* TASK BRIEF *
Your task is to transcribe all the entries exactly, excluding pictures.

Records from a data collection
==============================
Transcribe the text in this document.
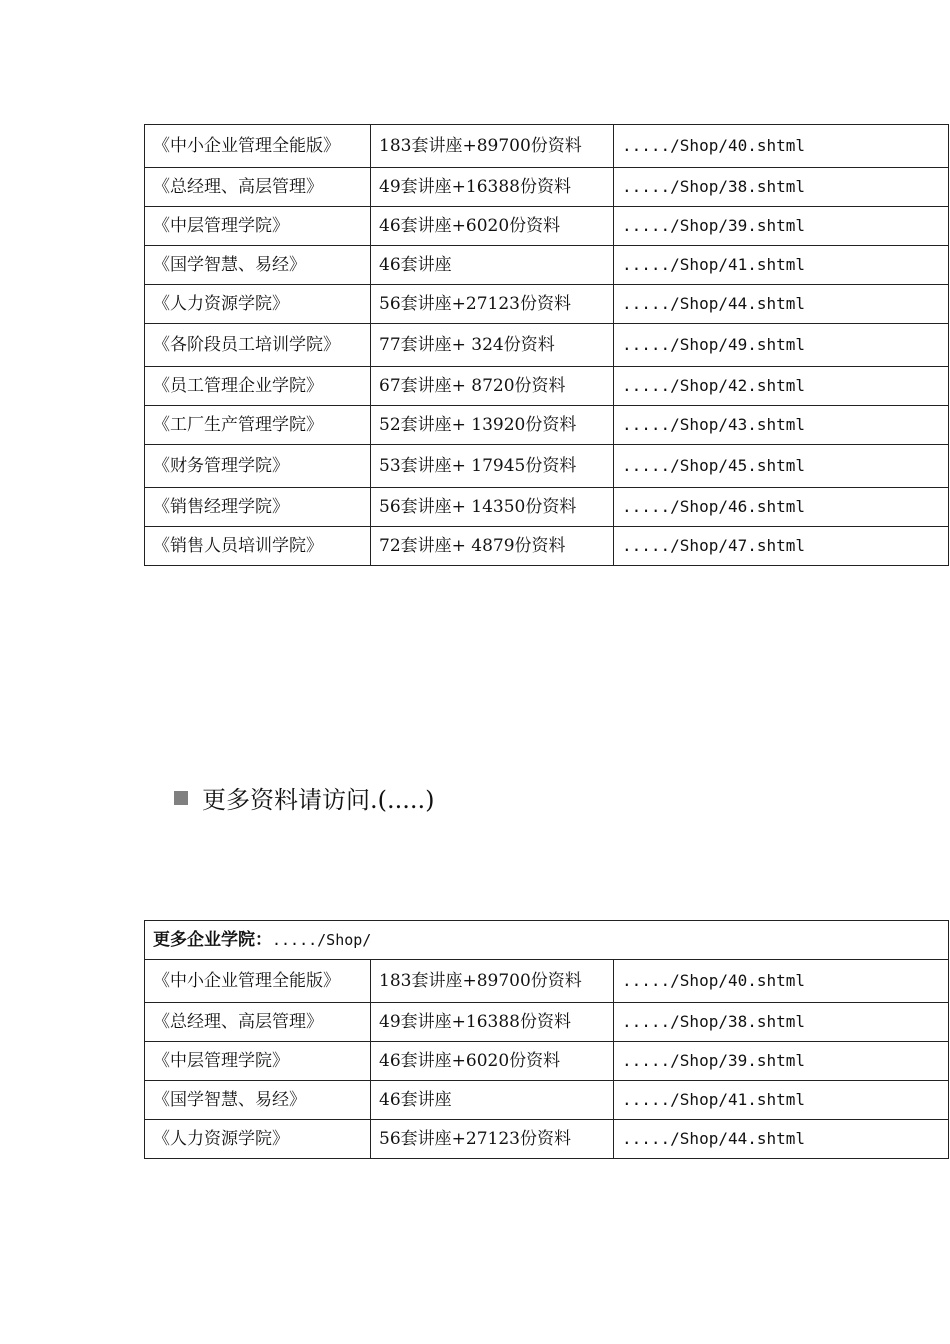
《中小企业管理全能版》	183套讲座+89700份资料	...../Shop/40.shtml
《总经理、高层管理》	49套讲座+16388份资料	...../Shop/38.shtml
《中层管理学院》	46套讲座+6020份资料	...../Shop/39.shtml
《国学智慧、易经》	46套讲座	...../Shop/41.shtml
《人力资源学院》	56套讲座+27123份资料	...../Shop/44.shtml
《各阶段员工培训学院》	77套讲座+ 324份资料	...../Shop/49.shtml
《员工管理企业学院》	67套讲座+ 8720份资料	...../Shop/42.shtml
《工厂生产管理学院》	52套讲座+ 13920份资料	...../Shop/43.shtml
《财务管理学院》	53套讲座+ 17945份资料	...../Shop/45.shtml
《销售经理学院》	56套讲座+ 14350份资料	...../Shop/46.shtml
《销售人员培训学院》	72套讲座+ 4879份资料	...../Shop/47.shtml
更多资料请访问.(.....)
更多企业学院：...../Shop/		
《中小企业管理全能版》	183套讲座+89700份资料	...../Shop/40.shtml
《总经理、高层管理》	49套讲座+16388份资料	...../Shop/38.shtml
《中层管理学院》	46套讲座+6020份资料	...../Shop/39.shtml
《国学智慧、易经》	46套讲座	...../Shop/41.shtml
《人力资源学院》	56套讲座+27123份资料	...../Shop/44.shtml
==============================
* THE RESULT *
Transcribe the text in this document.
《中小企业管理全能版》	183套讲座+89700份资料	...../Shop/40.shtml
《总经理、高层管理》	49套讲座+16388份资料	...../Shop/38.shtml
《中层管理学院》	46套讲座+6020份资料	...../Shop/39.shtml
《国学智慧、易经》	46套讲座	...../Shop/41.shtml
《人力资源学院》	56套讲座+27123份资料	...../Shop/44.shtml
《各阶段员工培训学院》	77套讲座+ 324份资料	...../Shop/49.shtml
《员工管理企业学院》	67套讲座+ 8720份资料	...../Shop/42.shtml
《工厂生产管理学院》	52套讲座+ 13920份资料	...../Shop/43.shtml
《财务管理学院》	53套讲座+ 17945份资料	...../Shop/45.shtml
《销售经理学院》	56套讲座+ 14350份资料	...../Shop/46.shtml
《销售人员培训学院》	72套讲座+ 4879份资料	...../Shop/47.shtml
更多资料请访问.(.....)
更多企业学院：...../Shop/		
《中小企业管理全能版》	183套讲座+89700份资料	...../Shop/40.shtml
《总经理、高层管理》	49套讲座+16388份资料	...../Shop/38.shtml
《中层管理学院》	46套讲座+6020份资料	...../Shop/39.shtml
《国学智慧、易经》	46套讲座	...../Shop/41.shtml
《人力资源学院》	56套讲座+27123份资料	...../Shop/44.shtml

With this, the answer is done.